Transcribe each line of the records below exactly, excluding any embedded images.

#### Available data

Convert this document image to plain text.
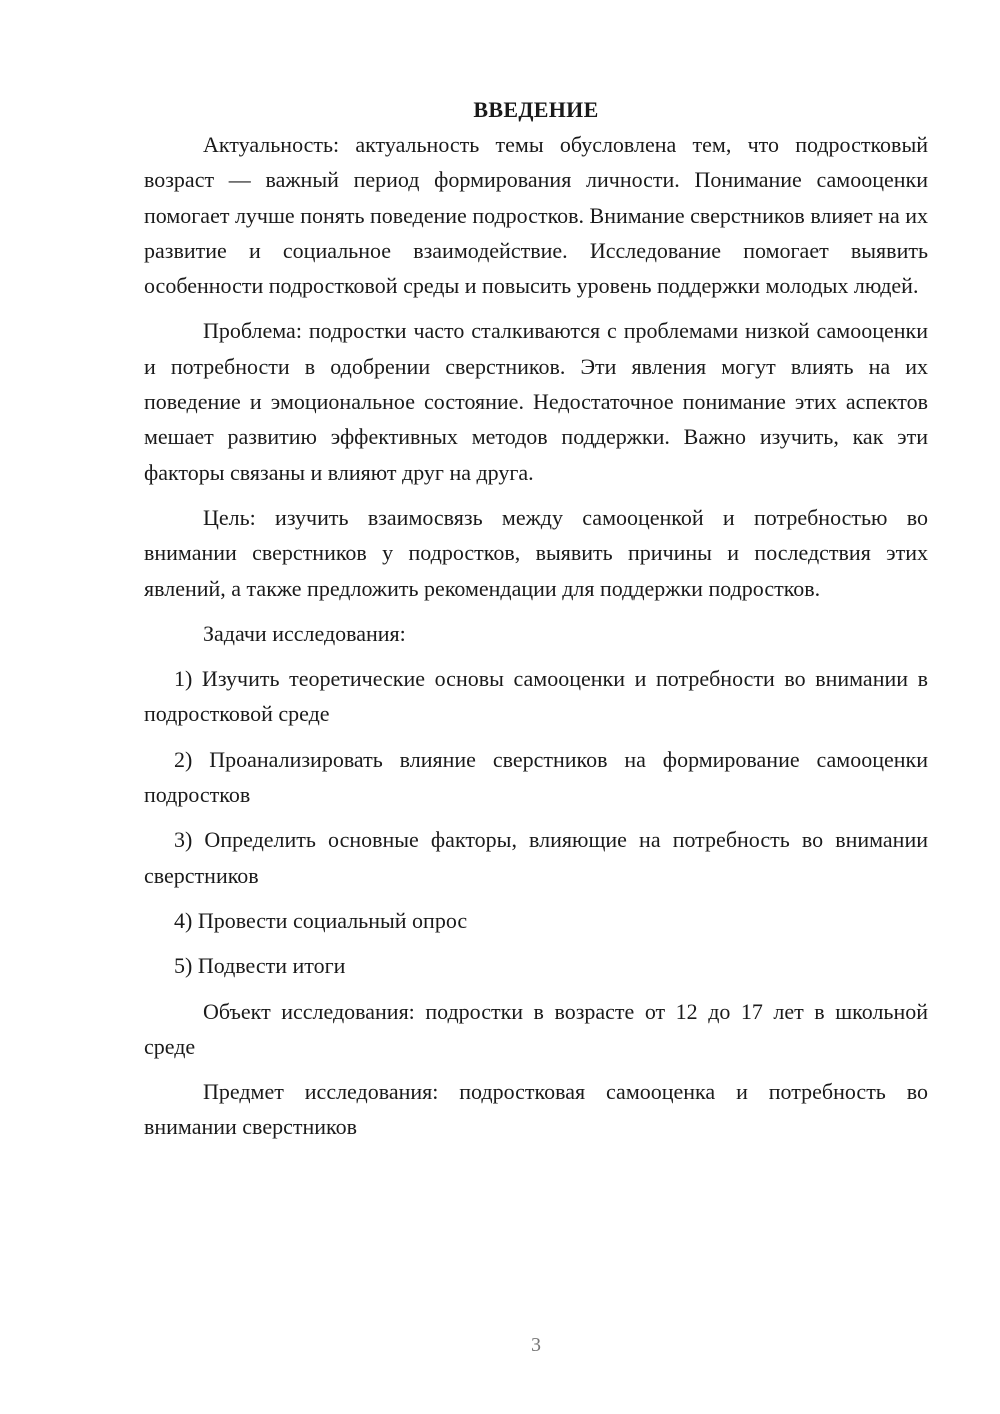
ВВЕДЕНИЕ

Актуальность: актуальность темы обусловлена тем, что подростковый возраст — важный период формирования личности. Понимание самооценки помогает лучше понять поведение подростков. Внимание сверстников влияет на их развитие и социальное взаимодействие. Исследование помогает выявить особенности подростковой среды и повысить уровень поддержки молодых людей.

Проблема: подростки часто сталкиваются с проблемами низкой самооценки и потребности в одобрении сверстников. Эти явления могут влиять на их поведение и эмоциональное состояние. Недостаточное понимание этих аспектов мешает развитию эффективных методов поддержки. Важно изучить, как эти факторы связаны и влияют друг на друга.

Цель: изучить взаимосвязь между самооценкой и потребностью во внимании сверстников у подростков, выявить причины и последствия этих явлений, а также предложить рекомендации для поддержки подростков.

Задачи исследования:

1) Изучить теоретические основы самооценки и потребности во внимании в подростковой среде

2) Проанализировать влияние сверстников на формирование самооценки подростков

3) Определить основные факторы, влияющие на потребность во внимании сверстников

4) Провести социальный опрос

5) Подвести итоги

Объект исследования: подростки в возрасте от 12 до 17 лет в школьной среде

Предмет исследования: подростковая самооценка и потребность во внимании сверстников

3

########

▸ Written reply
Convert this document image to plain text.
ВВЕДЕНИЕ

Актуальность: актуальность темы обусловлена тем, что подростковый возраст — важный период формирования личности. Понимание самооценки помогает лучше понять поведение подростков. Внимание сверстников влияет на их развитие и социальное взаимодействие. Исследование помогает выявить особенности подростковой среды и повысить уровень поддержки молодых людей.

Проблема: подростки часто сталкиваются с проблемами низкой самооценки и потребности в одобрении сверстников. Эти явления могут влиять на их поведение и эмоциональное состояние. Недостаточное понимание этих аспектов мешает развитию эффективных методов поддержки. Важно изучить, как эти факторы связаны и влияют друг на друга.

Цель: изучить взаимосвязь между самооценкой и потребностью во внимании сверстников у подростков, выявить причины и последствия этих явлений, а также предложить рекомендации для поддержки подростков.

Задачи исследования:

1) Изучить теоретические основы самооценки и потребности во внимании в подростковой среде

2) Проанализировать влияние сверстников на формирование самооценки подростков

3) Определить основные факторы, влияющие на потребность во внимании сверстников

4) Провести социальный опрос

5) Подвести итоги

Объект исследования: подростки в возрасте от 12 до 17 лет в школьной среде

Предмет исследования: подростковая самооценка и потребность во внимании сверстников

3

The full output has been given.